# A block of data
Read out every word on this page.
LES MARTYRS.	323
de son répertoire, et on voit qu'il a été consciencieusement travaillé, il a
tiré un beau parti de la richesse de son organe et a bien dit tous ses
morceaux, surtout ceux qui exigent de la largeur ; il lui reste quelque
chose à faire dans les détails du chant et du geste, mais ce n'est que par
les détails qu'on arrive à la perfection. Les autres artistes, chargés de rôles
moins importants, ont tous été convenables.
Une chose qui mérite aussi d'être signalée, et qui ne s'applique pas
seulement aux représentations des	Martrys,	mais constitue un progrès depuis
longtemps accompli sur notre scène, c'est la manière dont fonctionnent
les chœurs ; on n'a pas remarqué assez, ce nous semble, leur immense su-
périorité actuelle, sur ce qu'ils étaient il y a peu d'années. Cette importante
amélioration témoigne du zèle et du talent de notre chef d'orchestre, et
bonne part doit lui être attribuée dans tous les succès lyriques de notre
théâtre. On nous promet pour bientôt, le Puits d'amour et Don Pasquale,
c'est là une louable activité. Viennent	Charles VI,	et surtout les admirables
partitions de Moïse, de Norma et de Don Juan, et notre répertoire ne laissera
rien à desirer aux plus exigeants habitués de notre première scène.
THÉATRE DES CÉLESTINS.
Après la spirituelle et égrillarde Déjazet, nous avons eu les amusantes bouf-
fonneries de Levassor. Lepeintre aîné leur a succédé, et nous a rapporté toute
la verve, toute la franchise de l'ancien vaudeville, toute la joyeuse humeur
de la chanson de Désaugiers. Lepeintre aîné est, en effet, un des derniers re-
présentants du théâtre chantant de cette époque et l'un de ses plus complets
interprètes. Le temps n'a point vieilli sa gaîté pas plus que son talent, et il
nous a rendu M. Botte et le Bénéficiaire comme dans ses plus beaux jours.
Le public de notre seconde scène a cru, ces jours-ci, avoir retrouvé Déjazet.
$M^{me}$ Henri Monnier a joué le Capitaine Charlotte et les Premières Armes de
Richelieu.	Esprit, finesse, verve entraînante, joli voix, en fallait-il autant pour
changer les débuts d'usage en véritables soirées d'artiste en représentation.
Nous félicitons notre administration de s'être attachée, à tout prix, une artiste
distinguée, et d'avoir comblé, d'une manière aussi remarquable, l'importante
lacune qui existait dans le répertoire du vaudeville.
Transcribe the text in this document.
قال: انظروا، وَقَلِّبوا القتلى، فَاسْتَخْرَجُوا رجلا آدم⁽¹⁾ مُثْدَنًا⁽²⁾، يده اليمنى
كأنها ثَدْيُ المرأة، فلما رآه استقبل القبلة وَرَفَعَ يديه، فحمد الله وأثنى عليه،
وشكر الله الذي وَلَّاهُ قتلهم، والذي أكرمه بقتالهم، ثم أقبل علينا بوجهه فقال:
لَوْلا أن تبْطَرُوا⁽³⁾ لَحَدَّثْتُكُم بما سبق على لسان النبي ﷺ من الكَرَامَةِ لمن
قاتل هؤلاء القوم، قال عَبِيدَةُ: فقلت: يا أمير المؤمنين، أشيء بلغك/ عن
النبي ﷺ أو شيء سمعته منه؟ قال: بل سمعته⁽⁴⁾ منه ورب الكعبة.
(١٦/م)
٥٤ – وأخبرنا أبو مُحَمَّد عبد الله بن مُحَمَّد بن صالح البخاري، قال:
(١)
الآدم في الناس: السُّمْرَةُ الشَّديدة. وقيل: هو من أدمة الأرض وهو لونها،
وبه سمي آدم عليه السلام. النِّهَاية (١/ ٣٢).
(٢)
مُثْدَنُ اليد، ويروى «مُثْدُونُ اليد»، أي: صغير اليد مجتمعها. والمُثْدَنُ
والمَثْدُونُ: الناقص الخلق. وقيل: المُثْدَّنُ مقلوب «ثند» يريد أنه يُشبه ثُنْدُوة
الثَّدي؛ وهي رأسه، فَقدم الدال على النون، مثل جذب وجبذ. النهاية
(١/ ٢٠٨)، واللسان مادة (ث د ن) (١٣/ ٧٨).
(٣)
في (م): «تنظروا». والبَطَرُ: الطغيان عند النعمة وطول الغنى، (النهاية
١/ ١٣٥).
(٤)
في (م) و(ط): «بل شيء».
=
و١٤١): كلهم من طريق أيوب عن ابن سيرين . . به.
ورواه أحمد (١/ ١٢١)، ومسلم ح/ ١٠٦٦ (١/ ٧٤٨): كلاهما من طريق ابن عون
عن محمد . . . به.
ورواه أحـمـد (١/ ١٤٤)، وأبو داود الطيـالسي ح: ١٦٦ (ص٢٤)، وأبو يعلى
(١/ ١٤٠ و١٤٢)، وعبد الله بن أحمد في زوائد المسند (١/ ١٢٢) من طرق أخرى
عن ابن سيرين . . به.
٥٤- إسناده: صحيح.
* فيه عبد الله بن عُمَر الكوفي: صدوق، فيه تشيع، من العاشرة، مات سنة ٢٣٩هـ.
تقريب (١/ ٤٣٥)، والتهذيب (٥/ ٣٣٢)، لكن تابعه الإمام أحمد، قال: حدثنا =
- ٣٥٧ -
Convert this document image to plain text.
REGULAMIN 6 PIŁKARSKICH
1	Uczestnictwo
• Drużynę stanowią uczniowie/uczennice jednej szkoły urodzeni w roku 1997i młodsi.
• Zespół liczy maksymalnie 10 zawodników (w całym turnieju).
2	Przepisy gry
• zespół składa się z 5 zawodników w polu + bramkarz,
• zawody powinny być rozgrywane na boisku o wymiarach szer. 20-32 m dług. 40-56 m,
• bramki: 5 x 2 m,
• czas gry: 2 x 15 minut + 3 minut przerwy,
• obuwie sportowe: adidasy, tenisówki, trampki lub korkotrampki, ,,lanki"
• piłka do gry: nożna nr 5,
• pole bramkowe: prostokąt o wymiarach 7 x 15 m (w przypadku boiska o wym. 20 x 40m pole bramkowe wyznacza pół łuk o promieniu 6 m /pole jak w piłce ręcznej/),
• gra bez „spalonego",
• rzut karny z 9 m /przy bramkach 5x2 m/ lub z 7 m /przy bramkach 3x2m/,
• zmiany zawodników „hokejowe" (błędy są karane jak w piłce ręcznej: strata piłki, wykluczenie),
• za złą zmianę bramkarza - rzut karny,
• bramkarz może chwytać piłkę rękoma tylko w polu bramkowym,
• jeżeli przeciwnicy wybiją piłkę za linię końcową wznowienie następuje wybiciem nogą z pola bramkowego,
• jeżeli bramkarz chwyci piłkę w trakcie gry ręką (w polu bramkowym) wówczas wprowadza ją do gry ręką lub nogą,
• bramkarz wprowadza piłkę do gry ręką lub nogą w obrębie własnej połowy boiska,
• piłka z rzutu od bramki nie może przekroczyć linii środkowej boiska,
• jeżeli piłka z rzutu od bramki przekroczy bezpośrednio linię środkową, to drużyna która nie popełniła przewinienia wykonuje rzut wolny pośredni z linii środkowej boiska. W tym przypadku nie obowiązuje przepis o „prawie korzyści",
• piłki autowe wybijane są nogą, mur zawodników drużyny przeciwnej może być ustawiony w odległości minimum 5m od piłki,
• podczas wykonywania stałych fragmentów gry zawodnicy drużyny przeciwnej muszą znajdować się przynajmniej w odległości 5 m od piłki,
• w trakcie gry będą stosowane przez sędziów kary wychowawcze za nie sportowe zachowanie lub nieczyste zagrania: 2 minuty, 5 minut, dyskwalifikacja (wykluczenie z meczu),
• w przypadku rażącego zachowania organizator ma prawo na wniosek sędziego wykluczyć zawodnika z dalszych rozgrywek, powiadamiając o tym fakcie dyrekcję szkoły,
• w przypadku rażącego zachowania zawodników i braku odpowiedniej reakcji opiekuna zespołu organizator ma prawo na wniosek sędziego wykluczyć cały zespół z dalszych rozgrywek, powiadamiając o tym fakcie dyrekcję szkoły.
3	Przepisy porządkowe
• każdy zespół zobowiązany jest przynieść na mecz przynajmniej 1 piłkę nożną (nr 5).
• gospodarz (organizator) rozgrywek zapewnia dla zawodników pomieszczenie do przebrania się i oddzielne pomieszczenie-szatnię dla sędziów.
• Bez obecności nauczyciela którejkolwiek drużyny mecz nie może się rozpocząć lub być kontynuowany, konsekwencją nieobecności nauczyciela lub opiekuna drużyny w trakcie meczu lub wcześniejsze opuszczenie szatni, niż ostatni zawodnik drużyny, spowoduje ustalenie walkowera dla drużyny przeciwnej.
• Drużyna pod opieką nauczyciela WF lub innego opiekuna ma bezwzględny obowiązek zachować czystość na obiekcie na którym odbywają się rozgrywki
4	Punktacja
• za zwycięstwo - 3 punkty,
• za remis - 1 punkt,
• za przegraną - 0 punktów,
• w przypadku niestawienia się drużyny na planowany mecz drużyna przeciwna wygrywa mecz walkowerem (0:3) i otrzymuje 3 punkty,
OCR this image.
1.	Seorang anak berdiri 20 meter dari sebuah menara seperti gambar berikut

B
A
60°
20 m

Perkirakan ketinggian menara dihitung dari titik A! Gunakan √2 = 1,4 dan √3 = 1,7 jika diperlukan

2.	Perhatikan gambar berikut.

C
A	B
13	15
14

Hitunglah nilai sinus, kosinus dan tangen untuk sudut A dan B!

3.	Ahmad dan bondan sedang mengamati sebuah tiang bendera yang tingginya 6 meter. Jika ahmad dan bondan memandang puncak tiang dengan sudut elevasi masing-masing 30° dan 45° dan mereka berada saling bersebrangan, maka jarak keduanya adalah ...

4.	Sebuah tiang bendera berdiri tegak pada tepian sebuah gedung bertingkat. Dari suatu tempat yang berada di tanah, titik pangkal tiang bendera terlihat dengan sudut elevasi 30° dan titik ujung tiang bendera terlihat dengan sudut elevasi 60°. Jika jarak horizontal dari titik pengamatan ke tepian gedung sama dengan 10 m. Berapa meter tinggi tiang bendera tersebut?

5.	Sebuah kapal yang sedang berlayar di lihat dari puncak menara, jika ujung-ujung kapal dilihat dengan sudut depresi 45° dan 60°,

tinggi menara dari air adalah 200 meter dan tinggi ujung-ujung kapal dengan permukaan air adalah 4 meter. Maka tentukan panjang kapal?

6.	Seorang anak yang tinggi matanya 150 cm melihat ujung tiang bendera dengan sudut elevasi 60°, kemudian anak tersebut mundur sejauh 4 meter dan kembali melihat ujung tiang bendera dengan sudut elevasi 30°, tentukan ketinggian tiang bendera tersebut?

# GIVEN INSTRUCTION
List the lines of the records where "tentukan" occurs.

# SOLVED EXERCISE
tinggi menara dari air adalah 200 meter dan tinggi ujung-ujung kapal dengan permukaan air adalah 4 meter. Maka tentukan panjang kapal?
6.	Seorang anak yang tinggi matanya 150 cm melihat ujung tiang bendera dengan sudut elevasi 60°, kemudian anak tersebut mundur sejauh 4 meter dan kembali melihat ujung tiang bendera dengan sudut elevasi 30°, tentukan ketinggian tiang bendera tersebut?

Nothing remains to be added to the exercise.